Return all lines in the material below that contain "prevalence".

* _Data provided_:
■ ■ ■

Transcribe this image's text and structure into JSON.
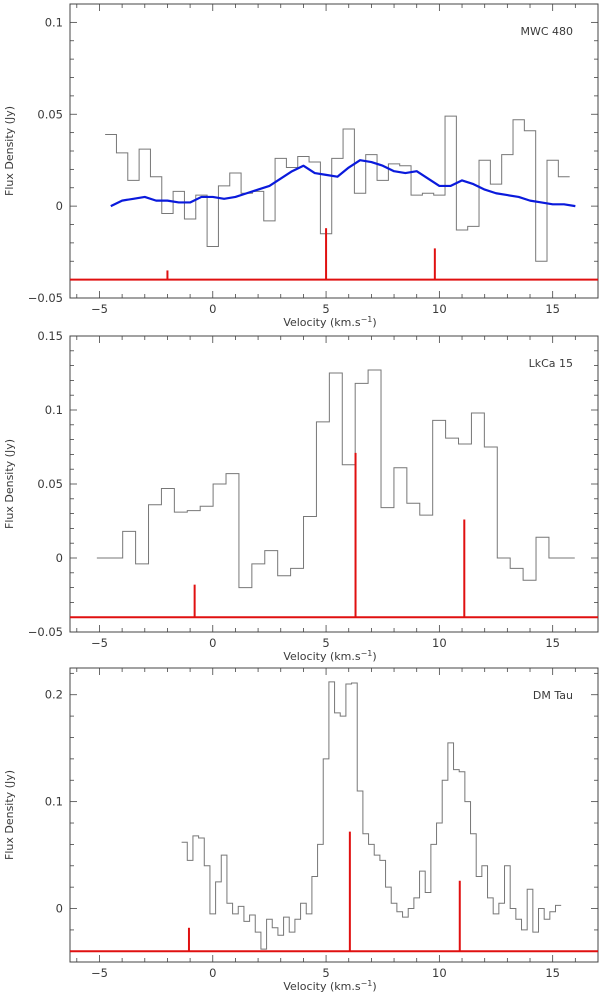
{
  "colors": {
    "frame": "#444444",
    "histogram": "#777777",
    "model": "#0a1adc",
    "markers": "#e01010",
    "text": "#3a3a3a"
  },
  "chart_data": [
    {
      "type": "line",
      "title": "MWC 480",
      "xlabel": "Velocity (km.s",
      "xlabel_exponent": "−1",
      "xlabel_suffix": ")",
      "ylabel": "Flux Density (Jy)",
      "xlim": [
        -6.3,
        17.0
      ],
      "ylim": [
        -0.05,
        0.11
      ],
      "xticks": [
        -5,
        0,
        5,
        10,
        15
      ],
      "yticks": [
        -0.05,
        0,
        0.05,
        0.1
      ],
      "ytick_labels": [
        "−0.05",
        "0",
        "0.05",
        "0.1"
      ],
      "channel_width": 0.5,
      "series": [
        {
          "style": "step",
          "x": [
            -4.5,
            -4.0,
            -3.5,
            -3.0,
            -2.5,
            -2.0,
            -1.5,
            -1.0,
            -0.5,
            0.0,
            0.5,
            1.0,
            1.5,
            2.0,
            2.5,
            3.0,
            3.5,
            4.0,
            4.5,
            5.0,
            5.5,
            6.0,
            6.5,
            7.0,
            7.5,
            8.0,
            8.5,
            9.0,
            9.5,
            10.0,
            10.5,
            11.0,
            11.5,
            12.0,
            12.5,
            13.0,
            13.5,
            14.0,
            14.5,
            15.0,
            15.5
          ],
          "y": [
            0.039,
            0.029,
            0.014,
            0.031,
            0.016,
            -0.004,
            0.008,
            -0.007,
            0.006,
            -0.022,
            0.011,
            0.018,
            0.007,
            0.008,
            -0.008,
            0.026,
            0.021,
            0.027,
            0.024,
            -0.015,
            0.026,
            0.042,
            0.007,
            0.028,
            0.014,
            0.023,
            0.022,
            0.006,
            0.007,
            0.006,
            0.049,
            -0.013,
            -0.011,
            0.025,
            0.012,
            0.028,
            0.047,
            0.041,
            -0.03,
            0.025,
            0.016
          ]
        },
        {
          "style": "smooth",
          "x": [
            -4.5,
            -4.0,
            -3.5,
            -3.0,
            -2.5,
            -2.0,
            -1.5,
            -1.0,
            -0.5,
            0.0,
            0.5,
            1.0,
            1.5,
            2.0,
            2.5,
            3.0,
            3.5,
            4.0,
            4.5,
            5.0,
            5.5,
            6.0,
            6.5,
            7.0,
            7.5,
            8.0,
            8.5,
            9.0,
            9.5,
            10.0,
            10.5,
            11.0,
            11.5,
            12.0,
            12.5,
            13.0,
            13.5,
            14.0,
            14.5,
            15.0,
            15.5,
            16.0
          ],
          "y": [
            0.0,
            0.003,
            0.004,
            0.005,
            0.003,
            0.003,
            0.002,
            0.002,
            0.005,
            0.005,
            0.004,
            0.005,
            0.007,
            0.009,
            0.011,
            0.015,
            0.019,
            0.022,
            0.018,
            0.017,
            0.016,
            0.021,
            0.025,
            0.024,
            0.022,
            0.019,
            0.018,
            0.019,
            0.015,
            0.011,
            0.011,
            0.014,
            0.012,
            0.009,
            0.007,
            0.006,
            0.005,
            0.003,
            0.002,
            0.001,
            0.001,
            0.0
          ]
        },
        {
          "style": "markers",
          "baseline": -0.04,
          "x": [
            -2.0,
            5.0,
            9.8
          ],
          "y": [
            -0.035,
            -0.012,
            -0.023
          ]
        }
      ]
    },
    {
      "type": "line",
      "title": "LkCa 15",
      "xlabel": "Velocity (km.s",
      "xlabel_exponent": "−1",
      "xlabel_suffix": ")",
      "ylabel": "Flux Density (Jy)",
      "xlim": [
        -6.3,
        17.0
      ],
      "ylim": [
        -0.05,
        0.15
      ],
      "xticks": [
        -5,
        0,
        5,
        10,
        15
      ],
      "yticks": [
        -0.05,
        0,
        0.05,
        0.1,
        0.15
      ],
      "ytick_labels": [
        "−0.05",
        "0",
        "0.05",
        "0.1",
        "0.15"
      ],
      "channel_width": 0.57,
      "series": [
        {
          "style": "step",
          "x": [
            -4.83,
            -4.26,
            -3.69,
            -3.12,
            -2.55,
            -1.98,
            -1.41,
            -0.84,
            -0.27,
            0.3,
            0.87,
            1.44,
            2.01,
            2.58,
            3.15,
            3.72,
            4.29,
            4.86,
            5.43,
            6.0,
            6.57,
            7.14,
            7.71,
            8.28,
            8.85,
            9.42,
            9.99,
            10.56,
            11.13,
            11.7,
            12.27,
            12.84,
            13.41,
            13.98,
            14.55,
            15.12,
            15.69
          ],
          "y": [
            0.0,
            0.0,
            0.018,
            -0.004,
            0.036,
            0.047,
            0.031,
            0.032,
            0.035,
            0.05,
            0.057,
            -0.02,
            -0.004,
            0.005,
            -0.012,
            -0.007,
            0.028,
            0.092,
            0.125,
            0.063,
            0.118,
            0.127,
            0.034,
            0.061,
            0.037,
            0.029,
            0.093,
            0.081,
            0.077,
            0.098,
            0.075,
            0.0,
            -0.007,
            -0.015,
            0.014,
            0.0,
            0.0
          ]
        },
        {
          "style": "markers",
          "baseline": -0.04,
          "x": [
            -0.8,
            6.3,
            11.1
          ],
          "y": [
            -0.018,
            0.071,
            0.026
          ]
        }
      ]
    },
    {
      "type": "line",
      "title": "DM Tau",
      "xlabel": "Velocity (km.s",
      "xlabel_exponent": "−1",
      "xlabel_suffix": ")",
      "ylabel": "Flux Density (Jy)",
      "xlim": [
        -6.3,
        17.0
      ],
      "ylim": [
        -0.05,
        0.225
      ],
      "xticks": [
        -5,
        0,
        5,
        10,
        15
      ],
      "yticks": [
        0,
        0.1,
        0.2
      ],
      "ytick_labels": [
        "0",
        "0.1",
        "0.2"
      ],
      "channel_width": 0.25,
      "series": [
        {
          "style": "step",
          "x": [
            -1.25,
            -1.0,
            -0.75,
            -0.5,
            -0.25,
            0.0,
            0.25,
            0.5,
            0.75,
            1.0,
            1.25,
            1.5,
            1.75,
            2.0,
            2.25,
            2.5,
            2.75,
            3.0,
            3.25,
            3.5,
            3.75,
            4.0,
            4.25,
            4.5,
            4.75,
            5.0,
            5.25,
            5.5,
            5.75,
            6.0,
            6.25,
            6.5,
            6.75,
            7.0,
            7.25,
            7.5,
            7.75,
            8.0,
            8.25,
            8.5,
            8.75,
            9.0,
            9.25,
            9.5,
            9.75,
            10.0,
            10.25,
            10.5,
            10.75,
            11.0,
            11.25,
            11.5,
            11.75,
            12.0,
            12.25,
            12.5,
            12.75,
            13.0,
            13.25,
            13.5,
            13.75,
            14.0,
            14.25,
            14.5,
            14.75,
            15.0,
            15.25
          ],
          "y": [
            0.062,
            0.045,
            0.068,
            0.066,
            0.04,
            -0.005,
            0.025,
            0.05,
            0.005,
            -0.005,
            0.002,
            -0.012,
            -0.006,
            -0.022,
            -0.038,
            -0.01,
            -0.018,
            -0.025,
            -0.008,
            -0.022,
            -0.01,
            0.005,
            -0.005,
            0.03,
            0.06,
            0.14,
            0.212,
            0.183,
            0.18,
            0.21,
            0.211,
            0.11,
            0.07,
            0.06,
            0.05,
            0.045,
            0.02,
            0.005,
            -0.003,
            -0.008,
            0.0,
            0.01,
            0.035,
            0.015,
            0.06,
            0.08,
            0.12,
            0.155,
            0.13,
            0.128,
            0.1,
            0.07,
            0.03,
            0.04,
            0.01,
            -0.005,
            0.005,
            0.04,
            0.0,
            -0.01,
            -0.02,
            0.018,
            -0.022,
            0.0,
            -0.01,
            -0.003,
            0.003
          ]
        },
        {
          "style": "markers",
          "baseline": -0.04,
          "x": [
            -1.05,
            6.05,
            10.9
          ],
          "y": [
            -0.018,
            0.072,
            0.026
          ]
        }
      ]
    }
  ]
}
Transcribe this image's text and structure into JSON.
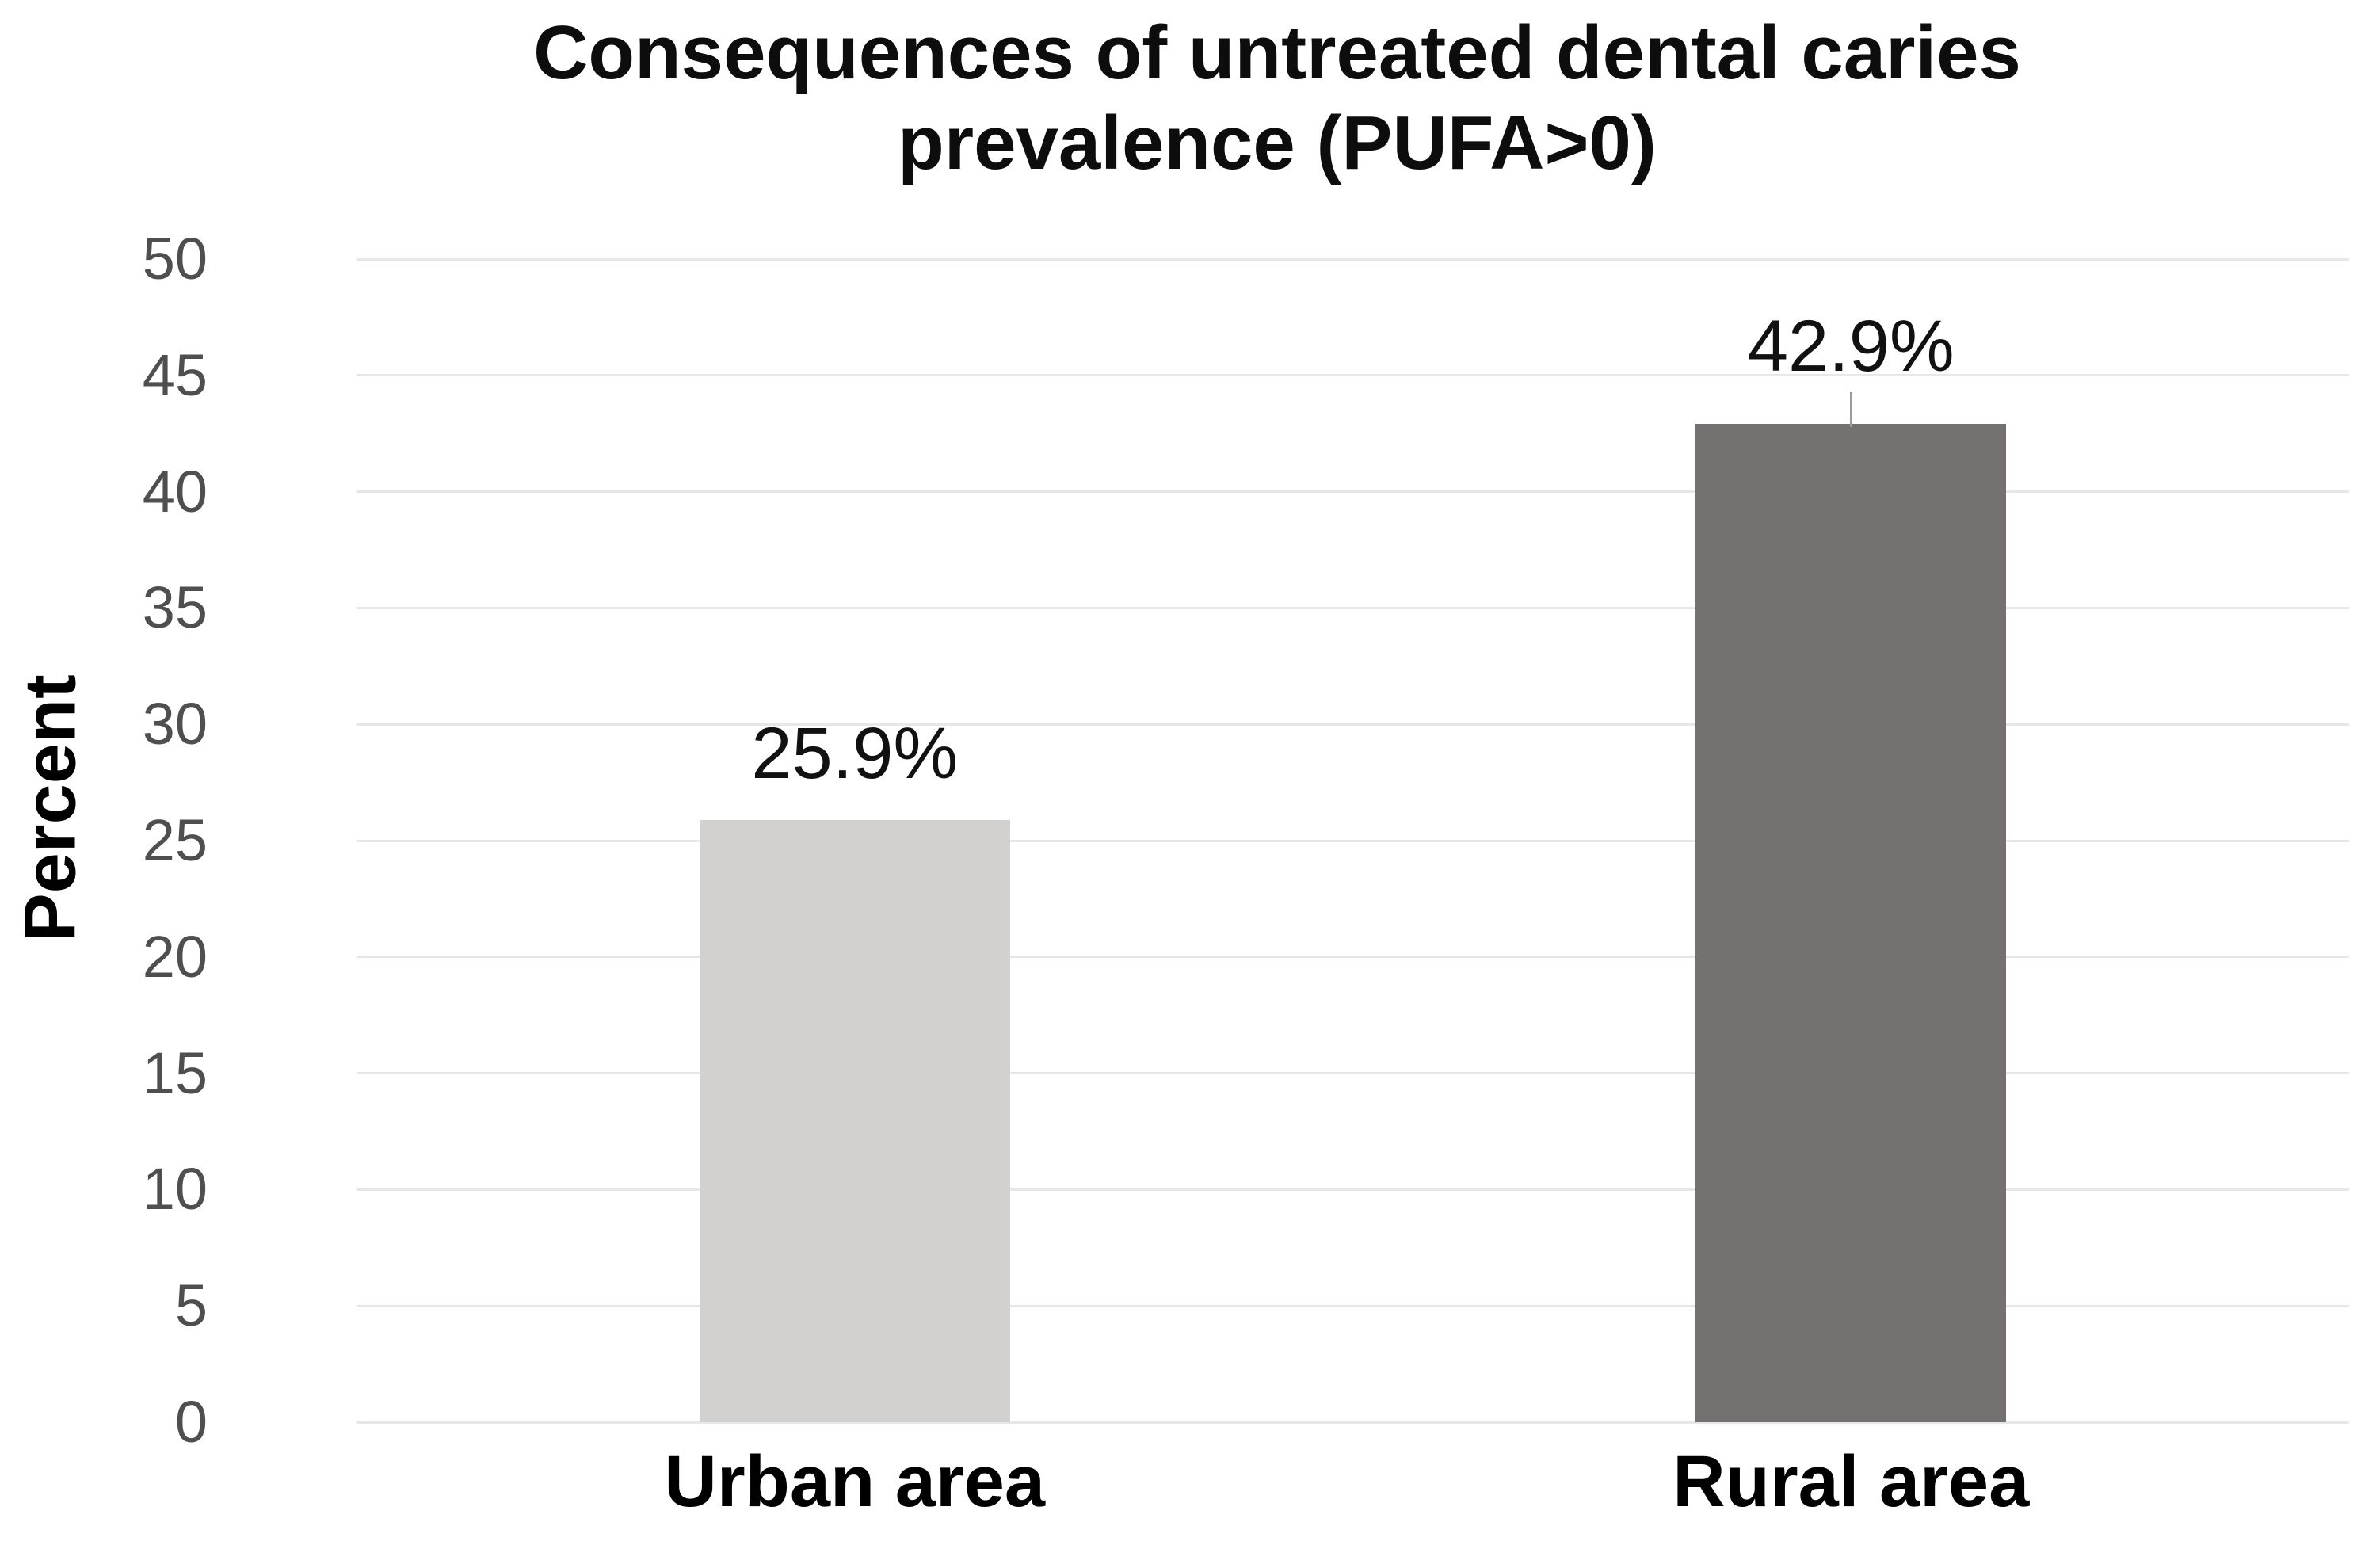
{
  "chart_data": {
    "type": "bar",
    "title": "Consequences of untreated dental caries prevalence (PUFA>0)",
    "title_line1": "Consequences of untreated dental caries",
    "title_line2": "prevalence (PUFA>0)",
    "ylabel": "Percent",
    "xlabel": "",
    "ylim": [
      0,
      50
    ],
    "ytick_interval": 5,
    "yticks": [
      0,
      5,
      10,
      15,
      20,
      25,
      30,
      35,
      40,
      45,
      50
    ],
    "categories": [
      "Urban area",
      "Rural area"
    ],
    "values": [
      25.9,
      42.9
    ],
    "data_labels": [
      "25.9%",
      "42.9%"
    ],
    "bar_colors": [
      "#d3d0d0",
      "#757170"
    ],
    "label_leader_line": [
      false,
      true
    ],
    "grid": true,
    "legend_position": "none",
    "colors": {
      "gridline": "#e7e7e7",
      "tick_text": "#4f4f4f",
      "text": "#000000",
      "leader_line": "#9b9b9b",
      "background": "#ffffff"
    }
  }
}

■ ■ ■

* _Exercise result_:
    "title": "Consequences of untreated dental caries prevalence (PUFA>0)",
    "title_line2": "prevalence (PUFA>0)",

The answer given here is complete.